═══ Given entries ═══

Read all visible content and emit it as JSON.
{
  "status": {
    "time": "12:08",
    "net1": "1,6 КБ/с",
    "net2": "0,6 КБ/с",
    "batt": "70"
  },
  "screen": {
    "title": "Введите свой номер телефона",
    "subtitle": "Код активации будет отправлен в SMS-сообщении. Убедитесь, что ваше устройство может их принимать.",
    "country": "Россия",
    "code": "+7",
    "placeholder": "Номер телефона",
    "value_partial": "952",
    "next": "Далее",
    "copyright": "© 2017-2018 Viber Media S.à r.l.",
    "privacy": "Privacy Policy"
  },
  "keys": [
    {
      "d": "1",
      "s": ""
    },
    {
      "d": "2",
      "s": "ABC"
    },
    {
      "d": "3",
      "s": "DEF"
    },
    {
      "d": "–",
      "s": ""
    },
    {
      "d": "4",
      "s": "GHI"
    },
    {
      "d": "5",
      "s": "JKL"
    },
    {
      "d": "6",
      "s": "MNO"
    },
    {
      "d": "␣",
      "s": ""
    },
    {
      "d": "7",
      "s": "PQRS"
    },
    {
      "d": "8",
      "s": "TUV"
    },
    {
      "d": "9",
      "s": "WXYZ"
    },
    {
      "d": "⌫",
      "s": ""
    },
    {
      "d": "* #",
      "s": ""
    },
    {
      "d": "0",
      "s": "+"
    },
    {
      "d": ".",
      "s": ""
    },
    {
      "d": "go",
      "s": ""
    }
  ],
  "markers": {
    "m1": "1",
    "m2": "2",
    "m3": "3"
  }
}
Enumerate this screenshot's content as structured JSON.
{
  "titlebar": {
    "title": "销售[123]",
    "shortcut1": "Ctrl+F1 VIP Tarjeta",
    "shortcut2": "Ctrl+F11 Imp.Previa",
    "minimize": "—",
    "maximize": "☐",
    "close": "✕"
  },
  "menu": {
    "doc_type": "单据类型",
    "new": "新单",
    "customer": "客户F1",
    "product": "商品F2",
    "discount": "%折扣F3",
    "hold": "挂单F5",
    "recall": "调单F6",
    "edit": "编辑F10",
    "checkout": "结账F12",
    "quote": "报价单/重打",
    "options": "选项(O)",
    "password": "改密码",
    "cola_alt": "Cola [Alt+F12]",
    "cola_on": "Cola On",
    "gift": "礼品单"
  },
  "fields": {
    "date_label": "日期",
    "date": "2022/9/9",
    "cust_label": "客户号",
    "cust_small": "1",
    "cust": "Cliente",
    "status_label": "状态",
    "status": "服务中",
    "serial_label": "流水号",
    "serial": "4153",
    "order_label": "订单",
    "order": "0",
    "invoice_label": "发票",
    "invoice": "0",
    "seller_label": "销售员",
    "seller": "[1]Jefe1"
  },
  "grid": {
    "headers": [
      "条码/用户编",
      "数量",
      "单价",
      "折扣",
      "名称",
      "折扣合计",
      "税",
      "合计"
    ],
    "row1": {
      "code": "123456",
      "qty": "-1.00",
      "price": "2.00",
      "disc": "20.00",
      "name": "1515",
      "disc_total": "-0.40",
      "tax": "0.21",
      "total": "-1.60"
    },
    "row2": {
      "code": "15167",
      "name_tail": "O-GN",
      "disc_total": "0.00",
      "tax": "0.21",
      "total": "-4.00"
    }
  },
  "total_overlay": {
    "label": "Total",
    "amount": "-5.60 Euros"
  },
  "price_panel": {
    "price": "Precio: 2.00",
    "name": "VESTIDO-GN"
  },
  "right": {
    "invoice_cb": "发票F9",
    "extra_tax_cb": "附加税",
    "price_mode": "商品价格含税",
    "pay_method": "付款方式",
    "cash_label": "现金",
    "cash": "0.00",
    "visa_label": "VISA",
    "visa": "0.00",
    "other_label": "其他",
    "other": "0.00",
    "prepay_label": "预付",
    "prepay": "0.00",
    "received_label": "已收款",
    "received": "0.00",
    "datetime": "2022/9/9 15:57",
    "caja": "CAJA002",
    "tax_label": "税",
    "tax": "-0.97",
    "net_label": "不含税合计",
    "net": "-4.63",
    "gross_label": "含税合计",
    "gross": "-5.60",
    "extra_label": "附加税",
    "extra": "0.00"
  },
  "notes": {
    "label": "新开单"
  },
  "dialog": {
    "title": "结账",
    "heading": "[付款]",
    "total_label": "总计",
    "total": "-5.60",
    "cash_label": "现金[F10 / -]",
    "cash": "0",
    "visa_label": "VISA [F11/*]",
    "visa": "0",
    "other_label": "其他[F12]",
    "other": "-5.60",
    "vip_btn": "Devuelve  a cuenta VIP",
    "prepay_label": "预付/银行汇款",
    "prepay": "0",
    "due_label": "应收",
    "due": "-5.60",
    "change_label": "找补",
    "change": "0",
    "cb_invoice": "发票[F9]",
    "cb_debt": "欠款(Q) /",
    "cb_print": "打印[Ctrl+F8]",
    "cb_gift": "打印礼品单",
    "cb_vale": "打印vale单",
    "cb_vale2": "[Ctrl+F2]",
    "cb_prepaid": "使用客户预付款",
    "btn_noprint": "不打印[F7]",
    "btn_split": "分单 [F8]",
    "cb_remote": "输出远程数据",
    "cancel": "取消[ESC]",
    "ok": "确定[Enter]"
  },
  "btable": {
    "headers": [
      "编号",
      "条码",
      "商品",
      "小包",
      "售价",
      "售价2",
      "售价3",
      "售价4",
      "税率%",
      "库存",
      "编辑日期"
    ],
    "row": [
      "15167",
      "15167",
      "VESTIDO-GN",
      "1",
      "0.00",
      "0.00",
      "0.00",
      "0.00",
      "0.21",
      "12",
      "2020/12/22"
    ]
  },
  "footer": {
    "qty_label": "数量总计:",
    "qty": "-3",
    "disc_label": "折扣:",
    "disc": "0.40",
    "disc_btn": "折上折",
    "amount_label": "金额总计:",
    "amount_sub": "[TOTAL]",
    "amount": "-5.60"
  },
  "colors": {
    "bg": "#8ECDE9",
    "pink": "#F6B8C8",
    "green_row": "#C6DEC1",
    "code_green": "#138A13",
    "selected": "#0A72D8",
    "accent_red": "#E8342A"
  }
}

═══

■ Problem ■
Restate each entry exactly, skipping none.

■ Complete output ■
Read all visible content and emit it as JSON.
{
  "status": {
    "time": "12:08",
    "net1": "1,6 КБ/с",
    "net2": "0,6 КБ/с",
    "batt": "70"
  },
  "screen": {
    "title": "Введите свой номер телефона",
    "subtitle": "Код активации будет отправлен в SMS-сообщении. Убедитесь, что ваше устройство может их принимать.",
    "country": "Россия",
    "code": "+7",
    "placeholder": "Номер телефона",
    "value_partial": "952",
    "next": "Далее",
    "copyright": "© 2017-2018 Viber Media S.à r.l.",
    "privacy": "Privacy Policy"
  },
  "keys": [
    {
      "d": "1",
      "s": ""
    },
    {
      "d": "2",
      "s": "ABC"
    },
    {
      "d": "3",
      "s": "DEF"
    },
    {
      "d": "–",
      "s": ""
    },
    {
      "d": "4",
      "s": "GHI"
    },
    {
      "d": "5",
      "s": "JKL"
    },
    {
      "d": "6",
      "s": "MNO"
    },
    {
      "d": "␣",
      "s": ""
    },
    {
      "d": "7",
      "s": "PQRS"
    },
    {
      "d": "8",
      "s": "TUV"
    },
    {
      "d": "9",
      "s": "WXYZ"
    },
    {
      "d": "⌫",
      "s": ""
    },
    {
      "d": "* #",
      "s": ""
    },
    {
      "d": "0",
      "s": "+"
    },
    {
      "d": ".",
      "s": ""
    },
    {
      "d": "go",
      "s": ""
    }
  ],
  "markers": {
    "m1": "1",
    "m2": "2",
    "m3": "3"
  }
}
Enumerate this screenshot's content as structured JSON.
{
  "titlebar": {
    "title": "销售[123]",
    "shortcut1": "Ctrl+F1 VIP Tarjeta",
    "shortcut2": "Ctrl+F11 Imp.Previa",
    "minimize": "—",
    "maximize": "☐",
    "close": "✕"
  },
  "menu": {
    "doc_type": "单据类型",
    "new": "新单",
    "customer": "客户F1",
    "product": "商品F2",
    "discount": "%折扣F3",
    "hold": "挂单F5",
    "recall": "调单F6",
    "edit": "编辑F10",
    "checkout": "结账F12",
    "quote": "报价单/重打",
    "options": "选项(O)",
    "password": "改密码",
    "cola_alt": "Cola [Alt+F12]",
    "cola_on": "Cola On",
    "gift": "礼品单"
  },
  "fields": {
    "date_label": "日期",
    "date": "2022/9/9",
    "cust_label": "客户号",
    "cust_small": "1",
    "cust": "Cliente",
    "status_label": "状态",
    "status": "服务中",
    "serial_label": "流水号",
    "serial": "4153",
    "order_label": "订单",
    "order": "0",
    "invoice_label": "发票",
    "invoice": "0",
    "seller_label": "销售员",
    "seller": "[1]Jefe1"
  },
  "grid": {
    "headers": [
      "条码/用户编",
      "数量",
      "单价",
      "折扣",
      "名称",
      "折扣合计",
      "税",
      "合计"
    ],
    "row1": {
      "code": "123456",
      "qty": "-1.00",
      "price": "2.00",
      "disc": "20.00",
      "name": "1515",
      "disc_total": "-0.40",
      "tax": "0.21",
      "total": "-1.60"
    },
    "row2": {
      "code": "15167",
      "name_tail": "O-GN",
      "disc_total": "0.00",
      "tax": "0.21",
      "total": "-4.00"
    }
  },
  "total_overlay": {
    "label": "Total",
    "amount": "-5.60 Euros"
  },
  "price_panel": {
    "price": "Precio: 2.00",
    "name": "VESTIDO-GN"
  },
  "right": {
    "invoice_cb": "发票F9",
    "extra_tax_cb": "附加税",
    "price_mode": "商品价格含税",
    "pay_method": "付款方式",
    "cash_label": "现金",
    "cash": "0.00",
    "visa_label": "VISA",
    "visa": "0.00",
    "other_label": "其他",
    "other": "0.00",
    "prepay_label": "预付",
    "prepay": "0.00",
    "received_label": "已收款",
    "received": "0.00",
    "datetime": "2022/9/9 15:57",
    "caja": "CAJA002",
    "tax_label": "税",
    "tax": "-0.97",
    "net_label": "不含税合计",
    "net": "-4.63",
    "gross_label": "含税合计",
    "gross": "-5.60",
    "extra_label": "附加税",
    "extra": "0.00"
  },
  "notes": {
    "label": "新开单"
  },
  "dialog": {
    "title": "结账",
    "heading": "[付款]",
    "total_label": "总计",
    "total": "-5.60",
    "cash_label": "现金[F10 / -]",
    "cash": "0",
    "visa_label": "VISA [F11/*]",
    "visa": "0",
    "other_label": "其他[F12]",
    "other": "-5.60",
    "vip_btn": "Devuelve  a cuenta VIP",
    "prepay_label": "预付/银行汇款",
    "prepay": "0",
    "due_label": "应收",
    "due": "-5.60",
    "change_label": "找补",
    "change": "0",
    "cb_invoice": "发票[F9]",
    "cb_debt": "欠款(Q) /",
    "cb_print": "打印[Ctrl+F8]",
    "cb_gift": "打印礼品单",
    "cb_vale": "打印vale单",
    "cb_vale2": "[Ctrl+F2]",
    "cb_prepaid": "使用客户预付款",
    "btn_noprint": "不打印[F7]",
    "btn_split": "分单 [F8]",
    "cb_remote": "输出远程数据",
    "cancel": "取消[ESC]",
    "ok": "确定[Enter]"
  },
  "btable": {
    "headers": [
      "编号",
      "条码",
      "商品",
      "小包",
      "售价",
      "售价2",
      "售价3",
      "售价4",
      "税率%",
      "库存",
      "编辑日期"
    ],
    "row": [
      "15167",
      "15167",
      "VESTIDO-GN",
      "1",
      "0.00",
      "0.00",
      "0.00",
      "0.00",
      "0.21",
      "12",
      "2020/12/22"
    ]
  },
  "footer": {
    "qty_label": "数量总计:",
    "qty": "-3",
    "disc_label": "折扣:",
    "disc": "0.40",
    "disc_btn": "折上折",
    "amount_label": "金额总计:",
    "amount_sub": "[TOTAL]",
    "amount": "-5.60"
  },
  "colors": {
    "bg": "#8ECDE9",
    "pink": "#F6B8C8",
    "green_row": "#C6DEC1",
    "code_green": "#138A13",
    "selected": "#0A72D8",
    "accent_red": "#E8342A"
  }
}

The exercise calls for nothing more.